Document passage:
— start —
Barack Obama’s nuclear deal with Iran is a wretched capitulation by a weak President whose word means nothing.
So many American red lines are given up in this deal it makes your head spin. They suffered the same fate as Obama’s red lines with Syria. You use chemical weapons and we’ll react, Obama told the Syrians. But he was only joking. Since then America’s adversaries in the Middle East, and all over the world, have become significantly bolder.
The Iranians completely outmanoeuvred and out-negotiated Obama. But this was not hard because as time went on it became increasingly obvious Obama was desperate for a deal.
The Obama presidency is like the worst aspects of the Rudd and Gillard governments on super steroids. Everything is calculated only for its announcement effect. The photo op, the moment of apparent triumph and adulation from the usual suspects, is all that counts.
Julia Gillard gave us the East Timor solution to boatpeople when no such solution existed. Kevin Rudd declared that we would urgently build the 12 most capable conventional submarines in the world, then did absolutely nothing about it. They were Obama moments writ small. This nuclear deal is the Obama moment writ large.
There surely cannot be a serious analyst anywhere in the world who thinks it will work. I am tempted to compare it with the 1994 agreement Bill Clinton concluded with the North Koreans. But such a comparison would be unfair to Clinton. It was a tougher deal than the Iranians have got, and at least Clinton and his folks believed it might work.
In this deal, the cynicism of Obama is sublime. He can announce victory, perhaps pocket a second Nobel Peace Prize, and leave the world to deal with a nuclear armed Iran down the track.
Australia has no alternative than to cautiously welcome the deal, much as we try privately to get the President to behave like a president. Tony Abbott was right to give the deal a cautious welcome but then say: “I probably should stress the caution at least as much as the welcome.”
— end —
Data excerpt:
— start —
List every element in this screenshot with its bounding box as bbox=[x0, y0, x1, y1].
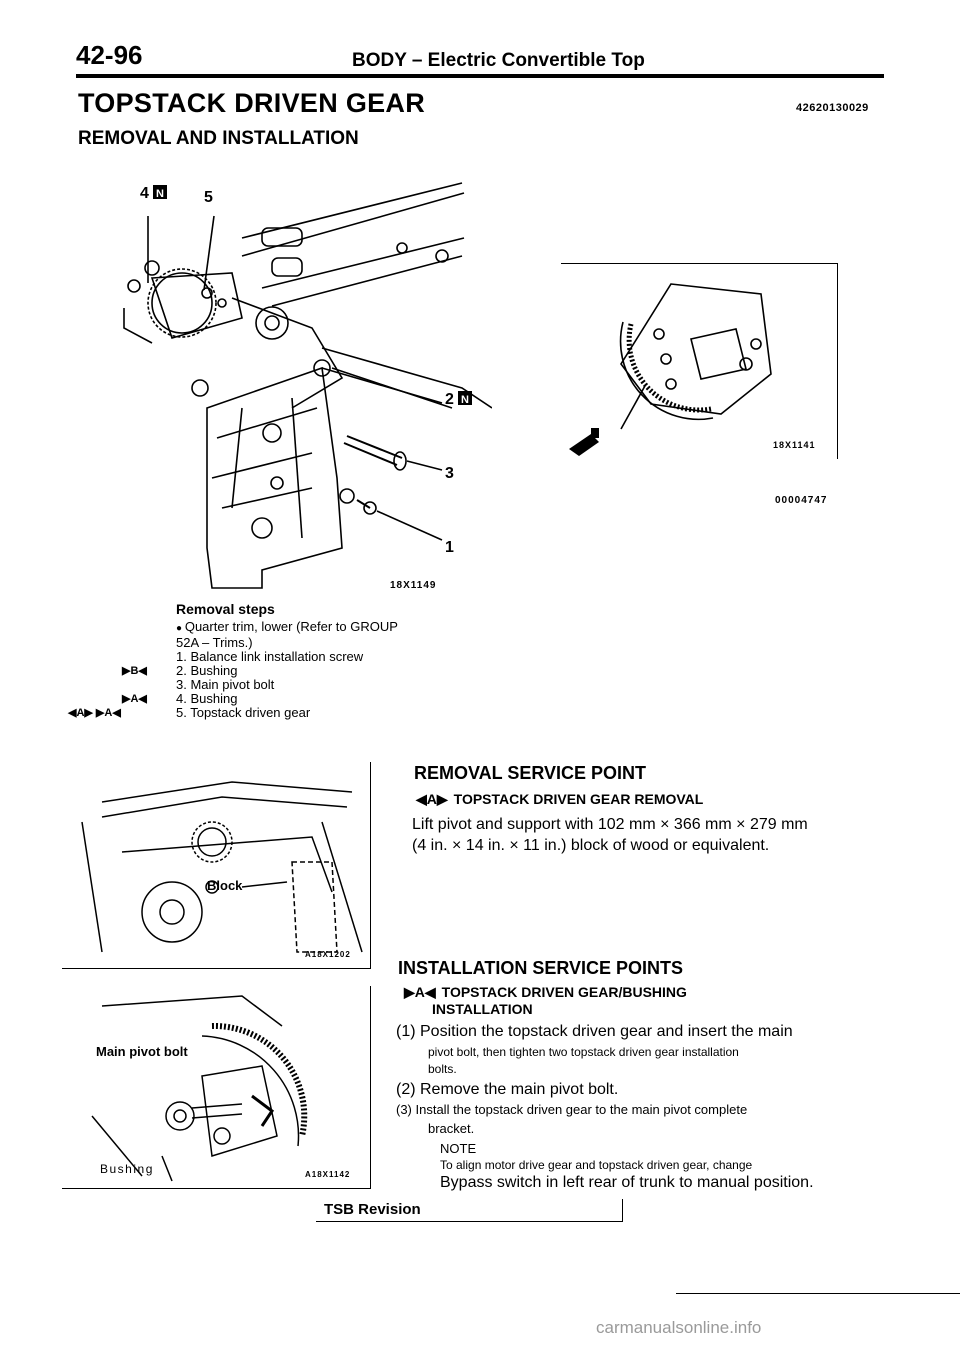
— end —
Set exercise 1:
List every person the opinion piece on the Iran nuclear deal mentions by name.
Set exercise 2:
In the opinion piece on the Iran nuclear deal, what did Kevin Rudd declare would be urgently built?

Correct result 1:
Barack Obama, Julia Gillard, Kevin Rudd, Bill Clinton, Tony Abbott

Correct result 2:
The 12 most capable conventional submarines in the world.